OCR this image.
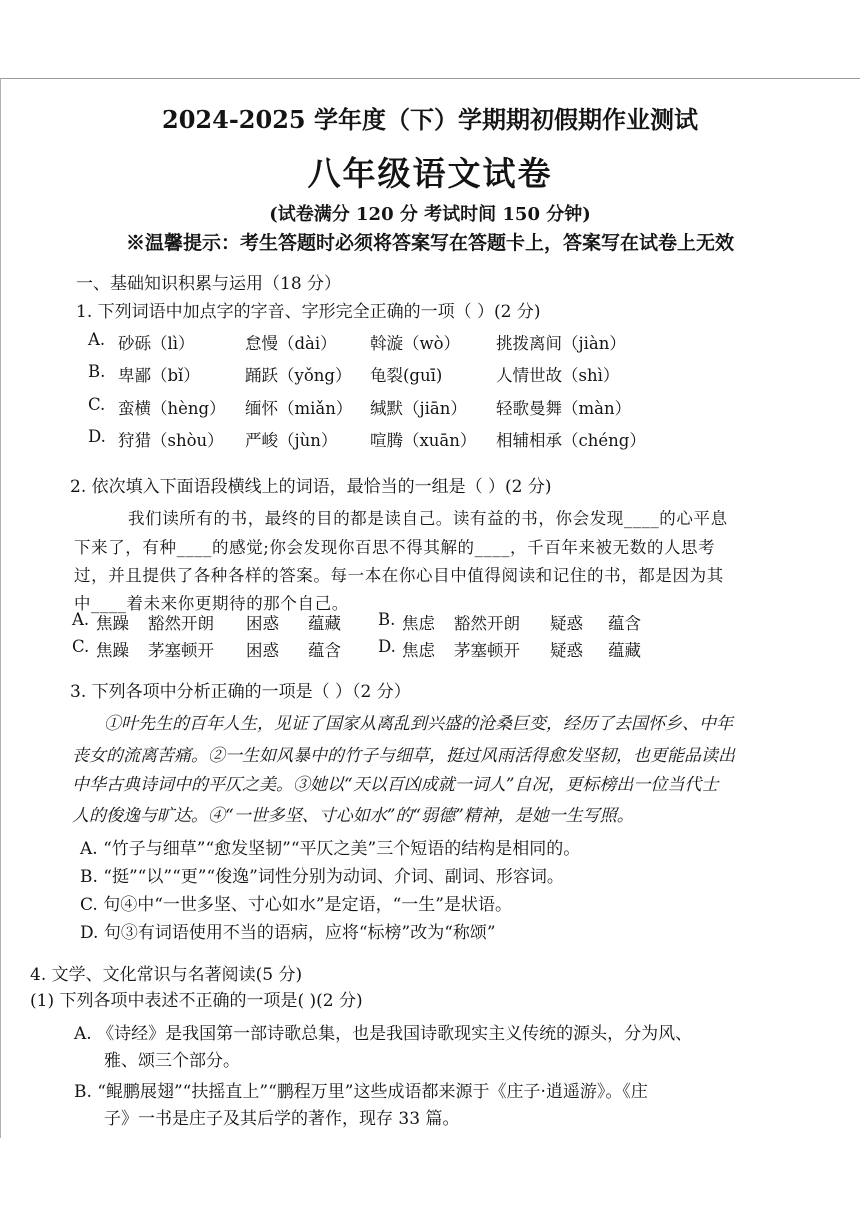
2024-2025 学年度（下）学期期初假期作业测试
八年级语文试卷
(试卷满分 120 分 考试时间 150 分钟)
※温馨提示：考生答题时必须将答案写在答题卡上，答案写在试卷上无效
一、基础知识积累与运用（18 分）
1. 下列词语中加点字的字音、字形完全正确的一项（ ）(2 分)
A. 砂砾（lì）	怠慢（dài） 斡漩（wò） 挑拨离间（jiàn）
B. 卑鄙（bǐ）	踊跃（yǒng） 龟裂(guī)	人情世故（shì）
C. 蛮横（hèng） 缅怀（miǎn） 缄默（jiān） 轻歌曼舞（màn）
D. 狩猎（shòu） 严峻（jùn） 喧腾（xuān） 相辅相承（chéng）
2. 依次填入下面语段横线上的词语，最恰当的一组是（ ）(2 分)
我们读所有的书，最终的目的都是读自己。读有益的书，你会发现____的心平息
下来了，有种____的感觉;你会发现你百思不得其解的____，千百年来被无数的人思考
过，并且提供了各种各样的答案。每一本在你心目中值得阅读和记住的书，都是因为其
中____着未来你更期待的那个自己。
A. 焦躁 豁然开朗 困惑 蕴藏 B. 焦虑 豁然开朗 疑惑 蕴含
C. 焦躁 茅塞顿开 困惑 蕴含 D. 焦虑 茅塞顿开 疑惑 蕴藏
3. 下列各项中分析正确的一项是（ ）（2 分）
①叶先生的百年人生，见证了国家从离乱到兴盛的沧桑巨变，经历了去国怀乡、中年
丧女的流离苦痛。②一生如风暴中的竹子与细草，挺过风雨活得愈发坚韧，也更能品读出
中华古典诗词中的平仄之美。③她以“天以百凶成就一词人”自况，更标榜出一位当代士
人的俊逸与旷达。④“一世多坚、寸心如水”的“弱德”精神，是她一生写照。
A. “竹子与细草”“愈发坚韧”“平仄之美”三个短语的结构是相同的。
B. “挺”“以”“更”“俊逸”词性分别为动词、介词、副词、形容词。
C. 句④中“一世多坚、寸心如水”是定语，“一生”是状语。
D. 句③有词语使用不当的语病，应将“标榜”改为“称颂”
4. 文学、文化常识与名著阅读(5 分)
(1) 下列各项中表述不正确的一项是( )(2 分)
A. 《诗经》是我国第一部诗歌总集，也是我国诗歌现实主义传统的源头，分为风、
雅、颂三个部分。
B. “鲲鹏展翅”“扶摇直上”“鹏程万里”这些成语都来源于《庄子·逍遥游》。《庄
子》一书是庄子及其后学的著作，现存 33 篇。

____

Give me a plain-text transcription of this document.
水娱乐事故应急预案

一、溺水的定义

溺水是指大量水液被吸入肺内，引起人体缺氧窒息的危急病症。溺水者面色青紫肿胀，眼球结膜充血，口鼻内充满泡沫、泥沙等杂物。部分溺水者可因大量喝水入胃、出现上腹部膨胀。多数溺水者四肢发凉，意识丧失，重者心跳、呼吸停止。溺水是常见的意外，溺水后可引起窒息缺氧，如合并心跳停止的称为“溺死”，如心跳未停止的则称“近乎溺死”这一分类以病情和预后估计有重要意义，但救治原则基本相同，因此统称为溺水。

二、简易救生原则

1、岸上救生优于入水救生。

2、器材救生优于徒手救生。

____

## WHAT IS EXPECTED:
List every line above containing the word "一世多坚".

## EXERCISE ANSWER:
人的俊逸与旷达。④“一世多坚、寸心如水”的“弱德”精神，是她一生写照。
C. 句④中“一世多坚、寸心如水”是定语，“一生”是状语。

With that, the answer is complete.